▸ **YOUR INSTRUCTIONS**
Copy out every record precisely.

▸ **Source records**
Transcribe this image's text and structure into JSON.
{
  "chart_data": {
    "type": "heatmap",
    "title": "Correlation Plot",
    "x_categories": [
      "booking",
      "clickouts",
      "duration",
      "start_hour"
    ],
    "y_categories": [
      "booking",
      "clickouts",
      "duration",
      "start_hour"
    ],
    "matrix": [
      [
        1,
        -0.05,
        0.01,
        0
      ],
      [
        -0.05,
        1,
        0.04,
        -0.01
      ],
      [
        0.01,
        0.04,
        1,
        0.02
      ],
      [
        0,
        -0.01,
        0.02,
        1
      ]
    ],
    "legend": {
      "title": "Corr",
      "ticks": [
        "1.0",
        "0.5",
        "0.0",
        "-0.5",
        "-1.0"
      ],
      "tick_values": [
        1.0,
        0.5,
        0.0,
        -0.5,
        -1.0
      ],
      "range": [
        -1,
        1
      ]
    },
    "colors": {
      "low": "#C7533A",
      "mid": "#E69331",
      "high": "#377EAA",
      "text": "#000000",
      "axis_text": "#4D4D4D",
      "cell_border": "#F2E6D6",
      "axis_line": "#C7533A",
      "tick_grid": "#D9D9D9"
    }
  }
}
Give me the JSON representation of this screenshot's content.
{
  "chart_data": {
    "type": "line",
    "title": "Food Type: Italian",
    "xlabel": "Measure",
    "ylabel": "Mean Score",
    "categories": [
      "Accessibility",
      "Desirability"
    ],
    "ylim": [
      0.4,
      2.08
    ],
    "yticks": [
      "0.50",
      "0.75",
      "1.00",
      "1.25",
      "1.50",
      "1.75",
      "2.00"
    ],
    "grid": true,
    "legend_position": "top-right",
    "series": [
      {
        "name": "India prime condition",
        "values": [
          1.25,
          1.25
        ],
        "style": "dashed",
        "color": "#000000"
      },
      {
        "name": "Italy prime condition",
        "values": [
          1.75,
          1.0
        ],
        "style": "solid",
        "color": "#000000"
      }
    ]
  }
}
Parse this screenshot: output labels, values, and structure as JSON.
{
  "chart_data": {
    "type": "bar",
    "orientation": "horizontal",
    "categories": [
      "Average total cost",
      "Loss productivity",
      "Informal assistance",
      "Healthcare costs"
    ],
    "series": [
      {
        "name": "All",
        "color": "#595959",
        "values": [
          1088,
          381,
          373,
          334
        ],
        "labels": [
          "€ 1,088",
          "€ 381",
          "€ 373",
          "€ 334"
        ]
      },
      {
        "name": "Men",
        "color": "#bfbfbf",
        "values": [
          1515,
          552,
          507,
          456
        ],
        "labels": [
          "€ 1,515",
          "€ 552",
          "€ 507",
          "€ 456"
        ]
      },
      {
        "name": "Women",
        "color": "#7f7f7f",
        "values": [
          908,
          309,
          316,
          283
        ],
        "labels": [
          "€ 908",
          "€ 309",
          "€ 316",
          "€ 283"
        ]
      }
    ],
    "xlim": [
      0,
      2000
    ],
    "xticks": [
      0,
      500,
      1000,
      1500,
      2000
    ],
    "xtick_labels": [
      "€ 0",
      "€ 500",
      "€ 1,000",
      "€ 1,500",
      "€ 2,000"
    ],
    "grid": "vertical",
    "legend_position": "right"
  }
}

▸ **RESPONSE TO THIS EXERCISE**
Transcribe this image's text and structure into JSON.
{
  "chart_data": {
    "type": "heatmap",
    "title": "Correlation Plot",
    "x_categories": [
      "booking",
      "clickouts",
      "duration",
      "start_hour"
    ],
    "y_categories": [
      "booking",
      "clickouts",
      "duration",
      "start_hour"
    ],
    "matrix": [
      [
        1,
        -0.05,
        0.01,
        0
      ],
      [
        -0.05,
        1,
        0.04,
        -0.01
      ],
      [
        0.01,
        0.04,
        1,
        0.02
      ],
      [
        0,
        -0.01,
        0.02,
        1
      ]
    ],
    "legend": {
      "title": "Corr",
      "ticks": [
        "1.0",
        "0.5",
        "0.0",
        "-0.5",
        "-1.0"
      ],
      "tick_values": [
        1.0,
        0.5,
        0.0,
        -0.5,
        -1.0
      ],
      "range": [
        -1,
        1
      ]
    },
    "colors": {
      "low": "#C7533A",
      "mid": "#E69331",
      "high": "#377EAA",
      "text": "#000000",
      "axis_text": "#4D4D4D",
      "cell_border": "#F2E6D6",
      "axis_line": "#C7533A",
      "tick_grid": "#D9D9D9"
    }
  }
}
Give me the JSON representation of this screenshot's content.
{
  "chart_data": {
    "type": "line",
    "title": "Food Type: Italian",
    "xlabel": "Measure",
    "ylabel": "Mean Score",
    "categories": [
      "Accessibility",
      "Desirability"
    ],
    "ylim": [
      0.4,
      2.08
    ],
    "yticks": [
      "0.50",
      "0.75",
      "1.00",
      "1.25",
      "1.50",
      "1.75",
      "2.00"
    ],
    "grid": true,
    "legend_position": "top-right",
    "series": [
      {
        "name": "India prime condition",
        "values": [
          1.25,
          1.25
        ],
        "style": "dashed",
        "color": "#000000"
      },
      {
        "name": "Italy prime condition",
        "values": [
          1.75,
          1.0
        ],
        "style": "solid",
        "color": "#000000"
      }
    ]
  }
}
Parse this screenshot: output labels, values, and structure as JSON.
{
  "chart_data": {
    "type": "bar",
    "orientation": "horizontal",
    "categories": [
      "Average total cost",
      "Loss productivity",
      "Informal assistance",
      "Healthcare costs"
    ],
    "series": [
      {
        "name": "All",
        "color": "#595959",
        "values": [
          1088,
          381,
          373,
          334
        ],
        "labels": [
          "€ 1,088",
          "€ 381",
          "€ 373",
          "€ 334"
        ]
      },
      {
        "name": "Men",
        "color": "#bfbfbf",
        "values": [
          1515,
          552,
          507,
          456
        ],
        "labels": [
          "€ 1,515",
          "€ 552",
          "€ 507",
          "€ 456"
        ]
      },
      {
        "name": "Women",
        "color": "#7f7f7f",
        "values": [
          908,
          309,
          316,
          283
        ],
        "labels": [
          "€ 908",
          "€ 309",
          "€ 316",
          "€ 283"
        ]
      }
    ],
    "xlim": [
      0,
      2000
    ],
    "xticks": [
      0,
      500,
      1000,
      1500,
      2000
    ],
    "xtick_labels": [
      "€ 0",
      "€ 500",
      "€ 1,000",
      "€ 1,500",
      "€ 2,000"
    ],
    "grid": "vertical",
    "legend_position": "right"
  }
}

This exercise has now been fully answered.